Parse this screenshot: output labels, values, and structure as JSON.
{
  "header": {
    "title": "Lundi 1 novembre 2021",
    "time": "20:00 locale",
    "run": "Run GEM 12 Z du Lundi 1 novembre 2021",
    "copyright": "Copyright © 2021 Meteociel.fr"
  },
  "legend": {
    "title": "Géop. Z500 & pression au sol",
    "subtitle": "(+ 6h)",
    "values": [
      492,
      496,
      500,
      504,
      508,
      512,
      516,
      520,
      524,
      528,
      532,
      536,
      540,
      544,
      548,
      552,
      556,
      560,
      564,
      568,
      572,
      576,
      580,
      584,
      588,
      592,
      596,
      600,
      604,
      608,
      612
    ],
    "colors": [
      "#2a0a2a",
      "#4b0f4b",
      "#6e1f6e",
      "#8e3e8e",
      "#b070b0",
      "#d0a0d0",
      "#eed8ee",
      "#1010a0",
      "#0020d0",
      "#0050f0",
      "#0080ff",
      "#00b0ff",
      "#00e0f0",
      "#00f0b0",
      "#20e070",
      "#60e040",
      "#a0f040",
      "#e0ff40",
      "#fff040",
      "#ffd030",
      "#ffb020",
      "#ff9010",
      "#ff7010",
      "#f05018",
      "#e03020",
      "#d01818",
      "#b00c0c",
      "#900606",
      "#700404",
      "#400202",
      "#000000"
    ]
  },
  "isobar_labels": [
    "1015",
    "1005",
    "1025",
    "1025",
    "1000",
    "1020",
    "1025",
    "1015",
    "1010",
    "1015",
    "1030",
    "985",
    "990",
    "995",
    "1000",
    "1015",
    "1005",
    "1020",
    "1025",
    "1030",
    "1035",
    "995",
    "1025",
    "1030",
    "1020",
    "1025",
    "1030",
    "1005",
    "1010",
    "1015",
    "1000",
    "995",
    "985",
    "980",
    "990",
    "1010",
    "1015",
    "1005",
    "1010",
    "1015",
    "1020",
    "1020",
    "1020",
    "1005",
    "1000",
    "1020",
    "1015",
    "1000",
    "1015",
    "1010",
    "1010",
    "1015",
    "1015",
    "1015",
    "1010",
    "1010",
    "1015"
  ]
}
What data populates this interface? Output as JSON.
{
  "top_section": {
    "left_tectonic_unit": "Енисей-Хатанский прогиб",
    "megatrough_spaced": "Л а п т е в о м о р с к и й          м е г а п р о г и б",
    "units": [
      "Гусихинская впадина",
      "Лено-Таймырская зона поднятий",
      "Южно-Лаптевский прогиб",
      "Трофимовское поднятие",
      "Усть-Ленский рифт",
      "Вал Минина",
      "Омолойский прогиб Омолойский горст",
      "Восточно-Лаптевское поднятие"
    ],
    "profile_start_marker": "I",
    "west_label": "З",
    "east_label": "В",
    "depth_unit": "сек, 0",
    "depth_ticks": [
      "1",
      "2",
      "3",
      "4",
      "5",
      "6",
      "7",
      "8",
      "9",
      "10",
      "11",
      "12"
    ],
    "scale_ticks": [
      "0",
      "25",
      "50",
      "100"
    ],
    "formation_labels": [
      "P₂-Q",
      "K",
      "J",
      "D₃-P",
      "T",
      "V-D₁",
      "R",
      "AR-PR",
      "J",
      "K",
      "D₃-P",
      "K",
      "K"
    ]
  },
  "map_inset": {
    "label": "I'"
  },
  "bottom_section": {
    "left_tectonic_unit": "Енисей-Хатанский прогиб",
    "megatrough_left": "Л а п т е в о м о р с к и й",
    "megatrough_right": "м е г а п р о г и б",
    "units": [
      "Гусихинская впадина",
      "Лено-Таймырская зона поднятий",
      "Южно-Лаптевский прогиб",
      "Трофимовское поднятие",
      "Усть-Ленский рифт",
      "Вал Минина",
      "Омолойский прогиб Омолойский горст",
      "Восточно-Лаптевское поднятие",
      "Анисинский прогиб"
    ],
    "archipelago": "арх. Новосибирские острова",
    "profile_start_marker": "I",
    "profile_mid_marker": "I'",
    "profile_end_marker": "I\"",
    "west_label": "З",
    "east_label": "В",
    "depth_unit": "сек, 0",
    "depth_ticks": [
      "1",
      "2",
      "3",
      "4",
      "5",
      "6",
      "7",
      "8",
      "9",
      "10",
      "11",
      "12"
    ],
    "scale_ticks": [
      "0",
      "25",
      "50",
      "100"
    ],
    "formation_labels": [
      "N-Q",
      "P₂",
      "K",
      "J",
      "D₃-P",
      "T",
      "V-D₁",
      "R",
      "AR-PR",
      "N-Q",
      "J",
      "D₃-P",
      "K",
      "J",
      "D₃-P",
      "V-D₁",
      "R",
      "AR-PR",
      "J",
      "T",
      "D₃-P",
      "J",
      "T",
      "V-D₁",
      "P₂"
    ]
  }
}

▶ _STATED EXERCISE_
Provide only the number of lines in the records containing the string "Восточно".

▶ _PROBLEM SOLUTION_
2